Prompt
Reproduce the records below exactly as they appear, omitting any pictures they contain.

────────

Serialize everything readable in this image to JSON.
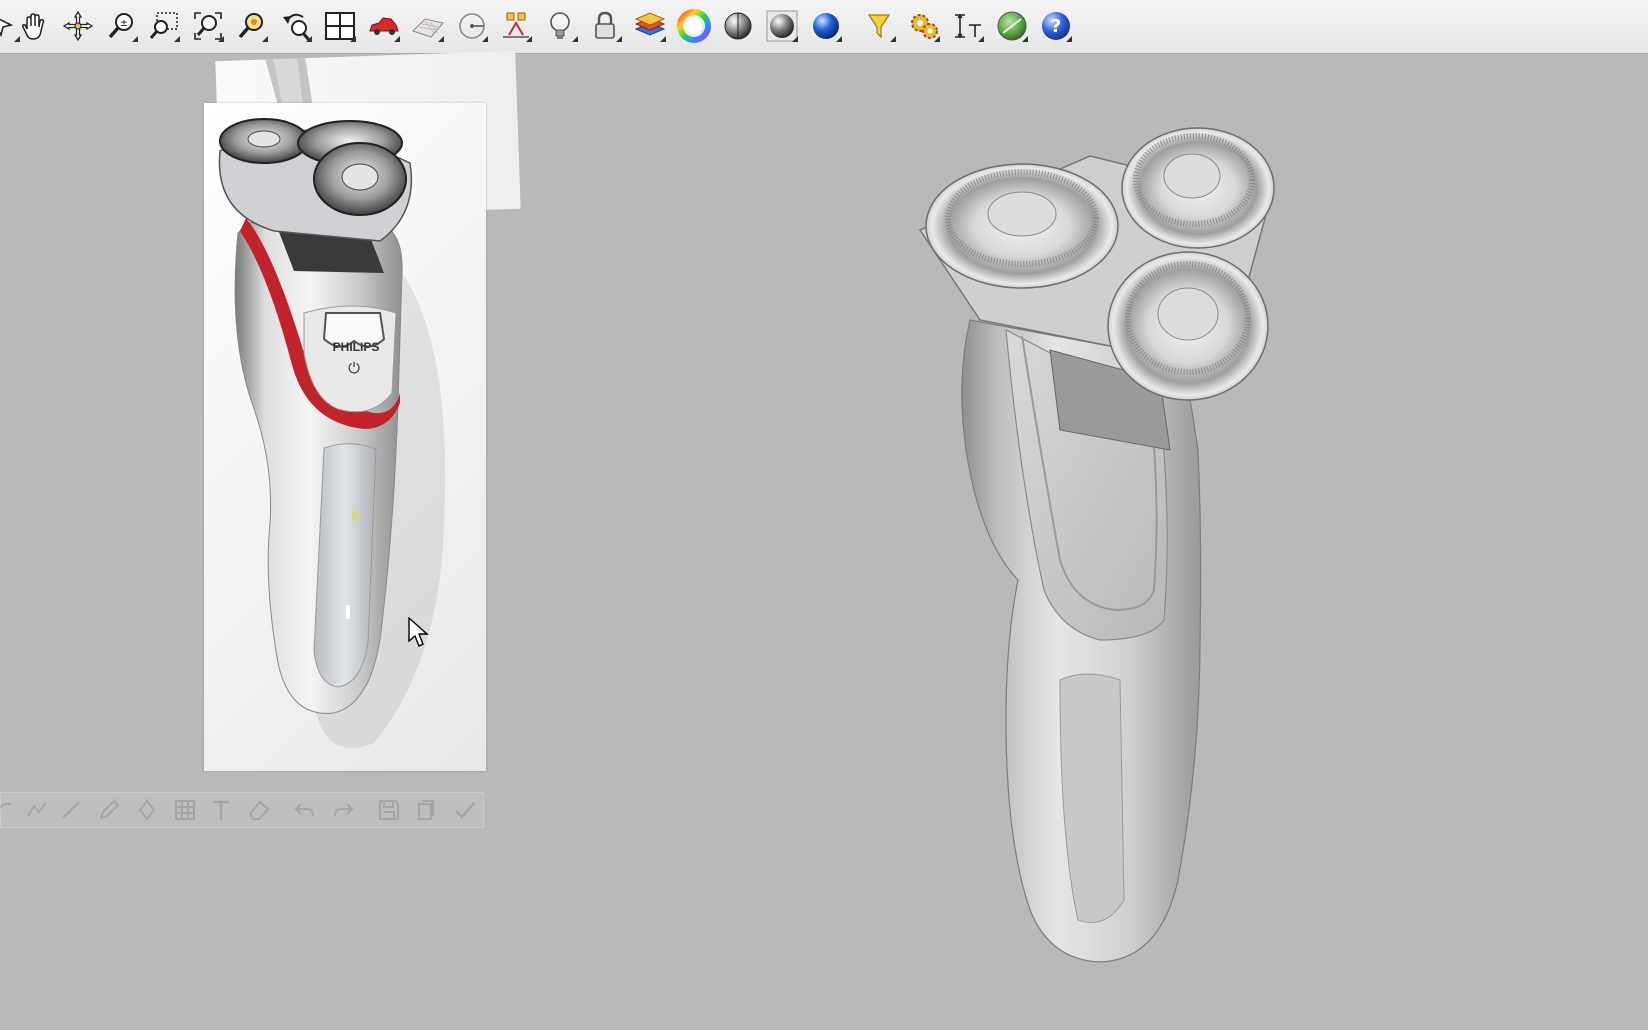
{
  "toolbar": {
    "tools": [
      {
        "name": "select-icon"
      },
      {
        "name": "pan-hand-icon"
      },
      {
        "name": "rotate-view-icon"
      },
      {
        "name": "zoom-icon"
      },
      {
        "name": "zoom-window-icon"
      },
      {
        "name": "zoom-extents-icon"
      },
      {
        "name": "zoom-selected-icon"
      },
      {
        "name": "undo-view-icon"
      },
      {
        "name": "four-viewports-icon"
      },
      {
        "name": "car-render-icon"
      },
      {
        "name": "construction-plane-icon"
      },
      {
        "name": "measure-icon"
      },
      {
        "name": "transform-icon"
      },
      {
        "name": "light-bulb-icon"
      },
      {
        "name": "lock-icon"
      },
      {
        "name": "layer-icon"
      },
      {
        "name": "color-wheel-icon"
      },
      {
        "name": "shaded-sphere-icon"
      },
      {
        "name": "rendered-sphere-icon"
      },
      {
        "name": "blue-sphere-icon"
      },
      {
        "name": "render-preview-icon"
      },
      {
        "name": "settings-gears-icon"
      },
      {
        "name": "dimension-icon"
      },
      {
        "name": "globe-icon"
      },
      {
        "name": "help-icon"
      }
    ]
  },
  "reference_image": {
    "brand_text": "PHILIPS",
    "power_symbol": "⏻"
  },
  "ghost_toolbar": {
    "tools": [
      "curve-icon",
      "polyline-icon",
      "line-icon",
      "pencil-icon",
      "pen-icon",
      "grid-icon",
      "text-icon",
      "eraser-icon",
      "undo-icon",
      "redo-icon",
      "save-icon",
      "copy-icon",
      "check-icon"
    ]
  },
  "colors": {
    "viewport_bg": "#b9b9b9",
    "shaver_accent_red": "#c0242a",
    "toolbar_bg": "#ececec"
  }
}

────────

Output of the exercise
Serialize everything readable in this image to JSON.
{
  "toolbar": {
    "tools": [
      {
        "name": "select-icon"
      },
      {
        "name": "pan-hand-icon"
      },
      {
        "name": "rotate-view-icon"
      },
      {
        "name": "zoom-icon"
      },
      {
        "name": "zoom-window-icon"
      },
      {
        "name": "zoom-extents-icon"
      },
      {
        "name": "zoom-selected-icon"
      },
      {
        "name": "undo-view-icon"
      },
      {
        "name": "four-viewports-icon"
      },
      {
        "name": "car-render-icon"
      },
      {
        "name": "construction-plane-icon"
      },
      {
        "name": "measure-icon"
      },
      {
        "name": "transform-icon"
      },
      {
        "name": "light-bulb-icon"
      },
      {
        "name": "lock-icon"
      },
      {
        "name": "layer-icon"
      },
      {
        "name": "color-wheel-icon"
      },
      {
        "name": "shaded-sphere-icon"
      },
      {
        "name": "rendered-sphere-icon"
      },
      {
        "name": "blue-sphere-icon"
      },
      {
        "name": "render-preview-icon"
      },
      {
        "name": "settings-gears-icon"
      },
      {
        "name": "dimension-icon"
      },
      {
        "name": "globe-icon"
      },
      {
        "name": "help-icon"
      }
    ]
  },
  "reference_image": {
    "brand_text": "PHILIPS",
    "power_symbol": "⏻"
  },
  "ghost_toolbar": {
    "tools": [
      "curve-icon",
      "polyline-icon",
      "line-icon",
      "pencil-icon",
      "pen-icon",
      "grid-icon",
      "text-icon",
      "eraser-icon",
      "undo-icon",
      "redo-icon",
      "save-icon",
      "copy-icon",
      "check-icon"
    ]
  },
  "colors": {
    "viewport_bg": "#b9b9b9",
    "shaver_accent_red": "#c0242a",
    "toolbar_bg": "#ececec"
  }
}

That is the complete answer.